— START OF DATASET RECORDS —
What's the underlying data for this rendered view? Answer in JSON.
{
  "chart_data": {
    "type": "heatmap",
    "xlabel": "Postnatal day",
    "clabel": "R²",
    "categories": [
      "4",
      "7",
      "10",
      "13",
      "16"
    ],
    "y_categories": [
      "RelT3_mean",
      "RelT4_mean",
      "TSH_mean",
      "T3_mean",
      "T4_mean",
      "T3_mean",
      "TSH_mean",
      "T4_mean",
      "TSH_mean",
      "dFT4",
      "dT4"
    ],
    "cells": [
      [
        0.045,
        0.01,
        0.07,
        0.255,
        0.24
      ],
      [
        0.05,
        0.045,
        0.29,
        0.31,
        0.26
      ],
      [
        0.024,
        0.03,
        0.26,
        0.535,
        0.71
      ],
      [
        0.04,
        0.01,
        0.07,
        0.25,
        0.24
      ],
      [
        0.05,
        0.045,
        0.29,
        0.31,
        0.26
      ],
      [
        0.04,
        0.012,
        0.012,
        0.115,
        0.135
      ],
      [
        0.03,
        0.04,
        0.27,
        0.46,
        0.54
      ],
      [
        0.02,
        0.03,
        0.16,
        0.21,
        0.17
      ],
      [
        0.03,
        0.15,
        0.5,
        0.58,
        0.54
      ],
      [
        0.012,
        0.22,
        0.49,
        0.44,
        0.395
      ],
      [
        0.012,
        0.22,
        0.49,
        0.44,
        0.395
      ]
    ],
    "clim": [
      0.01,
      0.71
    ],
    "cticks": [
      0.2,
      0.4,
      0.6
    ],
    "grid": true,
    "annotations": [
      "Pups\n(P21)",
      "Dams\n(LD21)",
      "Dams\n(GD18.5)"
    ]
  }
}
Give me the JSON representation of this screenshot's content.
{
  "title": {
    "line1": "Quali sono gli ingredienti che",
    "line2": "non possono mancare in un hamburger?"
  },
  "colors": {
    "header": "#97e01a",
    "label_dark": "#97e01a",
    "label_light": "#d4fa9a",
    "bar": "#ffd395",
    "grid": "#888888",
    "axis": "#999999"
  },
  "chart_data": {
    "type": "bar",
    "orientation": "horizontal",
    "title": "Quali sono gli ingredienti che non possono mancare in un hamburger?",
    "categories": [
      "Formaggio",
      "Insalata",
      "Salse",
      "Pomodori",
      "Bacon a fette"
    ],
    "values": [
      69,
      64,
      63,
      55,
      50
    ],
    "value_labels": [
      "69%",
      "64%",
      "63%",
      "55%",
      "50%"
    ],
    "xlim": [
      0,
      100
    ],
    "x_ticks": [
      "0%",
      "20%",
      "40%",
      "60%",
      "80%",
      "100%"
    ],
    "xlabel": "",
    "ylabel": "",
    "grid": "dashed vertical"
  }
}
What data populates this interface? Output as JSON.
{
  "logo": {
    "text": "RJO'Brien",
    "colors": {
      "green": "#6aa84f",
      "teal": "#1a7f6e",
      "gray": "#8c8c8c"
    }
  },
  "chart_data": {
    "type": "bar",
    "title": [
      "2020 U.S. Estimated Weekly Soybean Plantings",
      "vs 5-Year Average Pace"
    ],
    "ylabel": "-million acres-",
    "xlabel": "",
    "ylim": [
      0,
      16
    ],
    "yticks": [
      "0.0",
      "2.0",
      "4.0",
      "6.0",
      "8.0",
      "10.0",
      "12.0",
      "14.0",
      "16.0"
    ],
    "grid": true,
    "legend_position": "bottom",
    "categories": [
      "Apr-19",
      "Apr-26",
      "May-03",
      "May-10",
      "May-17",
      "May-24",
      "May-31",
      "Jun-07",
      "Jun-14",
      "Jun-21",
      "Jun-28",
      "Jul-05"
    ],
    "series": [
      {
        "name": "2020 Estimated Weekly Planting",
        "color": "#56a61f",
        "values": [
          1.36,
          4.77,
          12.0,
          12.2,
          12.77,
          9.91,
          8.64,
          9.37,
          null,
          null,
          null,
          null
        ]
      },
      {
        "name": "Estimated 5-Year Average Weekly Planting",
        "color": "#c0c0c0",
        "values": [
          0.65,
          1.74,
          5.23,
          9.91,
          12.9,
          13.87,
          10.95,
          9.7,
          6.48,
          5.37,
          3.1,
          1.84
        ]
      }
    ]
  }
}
— END OF DATASET RECORDS —
**AIM**
Using the data above, reproduce every line exactly.

**SOLUTION FOR THIS EXERCISE**
What's the underlying data for this rendered view? Answer in JSON.
{
  "chart_data": {
    "type": "heatmap",
    "xlabel": "Postnatal day",
    "clabel": "R²",
    "categories": [
      "4",
      "7",
      "10",
      "13",
      "16"
    ],
    "y_categories": [
      "RelT3_mean",
      "RelT4_mean",
      "TSH_mean",
      "T3_mean",
      "T4_mean",
      "T3_mean",
      "TSH_mean",
      "T4_mean",
      "TSH_mean",
      "dFT4",
      "dT4"
    ],
    "cells": [
      [
        0.045,
        0.01,
        0.07,
        0.255,
        0.24
      ],
      [
        0.05,
        0.045,
        0.29,
        0.31,
        0.26
      ],
      [
        0.024,
        0.03,
        0.26,
        0.535,
        0.71
      ],
      [
        0.04,
        0.01,
        0.07,
        0.25,
        0.24
      ],
      [
        0.05,
        0.045,
        0.29,
        0.31,
        0.26
      ],
      [
        0.04,
        0.012,
        0.012,
        0.115,
        0.135
      ],
      [
        0.03,
        0.04,
        0.27,
        0.46,
        0.54
      ],
      [
        0.02,
        0.03,
        0.16,
        0.21,
        0.17
      ],
      [
        0.03,
        0.15,
        0.5,
        0.58,
        0.54
      ],
      [
        0.012,
        0.22,
        0.49,
        0.44,
        0.395
      ],
      [
        0.012,
        0.22,
        0.49,
        0.44,
        0.395
      ]
    ],
    "clim": [
      0.01,
      0.71
    ],
    "cticks": [
      0.2,
      0.4,
      0.6
    ],
    "grid": true,
    "annotations": [
      "Pups\n(P21)",
      "Dams\n(LD21)",
      "Dams\n(GD18.5)"
    ]
  }
}
Give me the JSON representation of this screenshot's content.
{
  "title": {
    "line1": "Quali sono gli ingredienti che",
    "line2": "non possono mancare in un hamburger?"
  },
  "colors": {
    "header": "#97e01a",
    "label_dark": "#97e01a",
    "label_light": "#d4fa9a",
    "bar": "#ffd395",
    "grid": "#888888",
    "axis": "#999999"
  },
  "chart_data": {
    "type": "bar",
    "orientation": "horizontal",
    "title": "Quali sono gli ingredienti che non possono mancare in un hamburger?",
    "categories": [
      "Formaggio",
      "Insalata",
      "Salse",
      "Pomodori",
      "Bacon a fette"
    ],
    "values": [
      69,
      64,
      63,
      55,
      50
    ],
    "value_labels": [
      "69%",
      "64%",
      "63%",
      "55%",
      "50%"
    ],
    "xlim": [
      0,
      100
    ],
    "x_ticks": [
      "0%",
      "20%",
      "40%",
      "60%",
      "80%",
      "100%"
    ],
    "xlabel": "",
    "ylabel": "",
    "grid": "dashed vertical"
  }
}
What data populates this interface? Output as JSON.
{
  "logo": {
    "text": "RJO'Brien",
    "colors": {
      "green": "#6aa84f",
      "teal": "#1a7f6e",
      "gray": "#8c8c8c"
    }
  },
  "chart_data": {
    "type": "bar",
    "title": [
      "2020 U.S. Estimated Weekly Soybean Plantings",
      "vs 5-Year Average Pace"
    ],
    "ylabel": "-million acres-",
    "xlabel": "",
    "ylim": [
      0,
      16
    ],
    "yticks": [
      "0.0",
      "2.0",
      "4.0",
      "6.0",
      "8.0",
      "10.0",
      "12.0",
      "14.0",
      "16.0"
    ],
    "grid": true,
    "legend_position": "bottom",
    "categories": [
      "Apr-19",
      "Apr-26",
      "May-03",
      "May-10",
      "May-17",
      "May-24",
      "May-31",
      "Jun-07",
      "Jun-14",
      "Jun-21",
      "Jun-28",
      "Jul-05"
    ],
    "series": [
      {
        "name": "2020 Estimated Weekly Planting",
        "color": "#56a61f",
        "values": [
          1.36,
          4.77,
          12.0,
          12.2,
          12.77,
          9.91,
          8.64,
          9.37,
          null,
          null,
          null,
          null
        ]
      },
      {
        "name": "Estimated 5-Year Average Weekly Planting",
        "color": "#c0c0c0",
        "values": [
          0.65,
          1.74,
          5.23,
          9.91,
          12.9,
          13.87,
          10.95,
          9.7,
          6.48,
          5.37,
          3.1,
          1.84
        ]
      }
    ]
  }
}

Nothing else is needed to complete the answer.